- **DATA SECTION**:
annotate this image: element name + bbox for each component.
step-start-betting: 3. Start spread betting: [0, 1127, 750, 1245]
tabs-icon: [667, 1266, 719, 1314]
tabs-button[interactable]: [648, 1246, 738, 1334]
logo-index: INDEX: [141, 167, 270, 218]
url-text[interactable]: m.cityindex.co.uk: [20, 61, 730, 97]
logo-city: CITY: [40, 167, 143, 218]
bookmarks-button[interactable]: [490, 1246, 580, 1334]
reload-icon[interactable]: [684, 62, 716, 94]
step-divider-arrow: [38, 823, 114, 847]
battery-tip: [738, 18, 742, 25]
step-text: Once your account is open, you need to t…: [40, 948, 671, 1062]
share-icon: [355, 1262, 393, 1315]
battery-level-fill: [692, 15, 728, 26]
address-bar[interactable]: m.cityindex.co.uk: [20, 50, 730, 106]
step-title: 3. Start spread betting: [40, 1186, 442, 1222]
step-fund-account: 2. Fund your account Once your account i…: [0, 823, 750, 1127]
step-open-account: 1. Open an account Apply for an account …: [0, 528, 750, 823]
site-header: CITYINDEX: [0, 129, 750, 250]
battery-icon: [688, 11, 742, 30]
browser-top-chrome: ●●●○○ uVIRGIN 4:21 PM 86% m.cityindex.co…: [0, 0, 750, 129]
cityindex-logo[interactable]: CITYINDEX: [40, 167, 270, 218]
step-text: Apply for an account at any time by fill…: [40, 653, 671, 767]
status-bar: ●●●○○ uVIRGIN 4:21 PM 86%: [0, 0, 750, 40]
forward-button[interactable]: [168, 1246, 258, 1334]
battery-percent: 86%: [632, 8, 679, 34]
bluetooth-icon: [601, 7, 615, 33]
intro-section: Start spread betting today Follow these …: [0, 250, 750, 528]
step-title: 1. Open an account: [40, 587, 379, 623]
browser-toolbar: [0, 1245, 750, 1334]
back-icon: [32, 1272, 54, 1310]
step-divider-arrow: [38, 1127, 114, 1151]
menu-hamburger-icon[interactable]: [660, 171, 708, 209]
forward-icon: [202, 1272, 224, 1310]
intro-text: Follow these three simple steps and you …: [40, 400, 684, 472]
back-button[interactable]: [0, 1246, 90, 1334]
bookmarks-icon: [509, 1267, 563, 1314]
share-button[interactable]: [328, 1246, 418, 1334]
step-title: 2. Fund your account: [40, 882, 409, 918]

- **TASK STATEMENT**: Please reproduce every one of the records above word for word, line by line, in the same order.

- **OUTPUT FOR THIS TASK**:
annotate this image: element name + bbox for each component.
step-start-betting: 3. Start spread betting: [0, 1127, 750, 1245]
tabs-icon: [667, 1266, 719, 1314]
tabs-button[interactable]: [648, 1246, 738, 1334]
logo-index: INDEX: [141, 167, 270, 218]
url-text[interactable]: m.cityindex.co.uk: [20, 61, 730, 97]
logo-city: CITY: [40, 167, 143, 218]
bookmarks-button[interactable]: [490, 1246, 580, 1334]
reload-icon[interactable]: [684, 62, 716, 94]
step-divider-arrow: [38, 823, 114, 847]
battery-tip: [738, 18, 742, 25]
step-text: Once your account is open, you need to t…: [40, 948, 671, 1062]
share-icon: [355, 1262, 393, 1315]
battery-level-fill: [692, 15, 728, 26]
address-bar[interactable]: m.cityindex.co.uk: [20, 50, 730, 106]
step-title: 3. Start spread betting: [40, 1186, 442, 1222]
step-fund-account: 2. Fund your account Once your account i…: [0, 823, 750, 1127]
step-open-account: 1. Open an account Apply for an account …: [0, 528, 750, 823]
site-header: CITYINDEX: [0, 129, 750, 250]
battery-icon: [688, 11, 742, 30]
browser-top-chrome: ●●●○○ uVIRGIN 4:21 PM 86% m.cityindex.co…: [0, 0, 750, 129]
cityindex-logo[interactable]: CITYINDEX: [40, 167, 270, 218]
step-text: Apply for an account at any time by fill…: [40, 653, 671, 767]
status-bar: ●●●○○ uVIRGIN 4:21 PM 86%: [0, 0, 750, 40]
forward-button[interactable]: [168, 1246, 258, 1334]
battery-percent: 86%: [632, 8, 679, 34]
bluetooth-icon: [601, 7, 615, 33]
intro-section: Start spread betting today Follow these …: [0, 250, 750, 528]
step-title: 1. Open an account: [40, 587, 379, 623]
browser-toolbar: [0, 1245, 750, 1334]
back-icon: [32, 1272, 54, 1310]
step-divider-arrow: [38, 1127, 114, 1151]
menu-hamburger-icon[interactable]: [660, 171, 708, 209]
forward-icon: [202, 1272, 224, 1310]
intro-text: Follow these three simple steps and you …: [40, 400, 684, 472]
back-button[interactable]: [0, 1246, 90, 1334]
bookmarks-icon: [509, 1267, 563, 1314]
share-button[interactable]: [328, 1246, 418, 1334]
step-title: 2. Fund your account: [40, 882, 409, 918]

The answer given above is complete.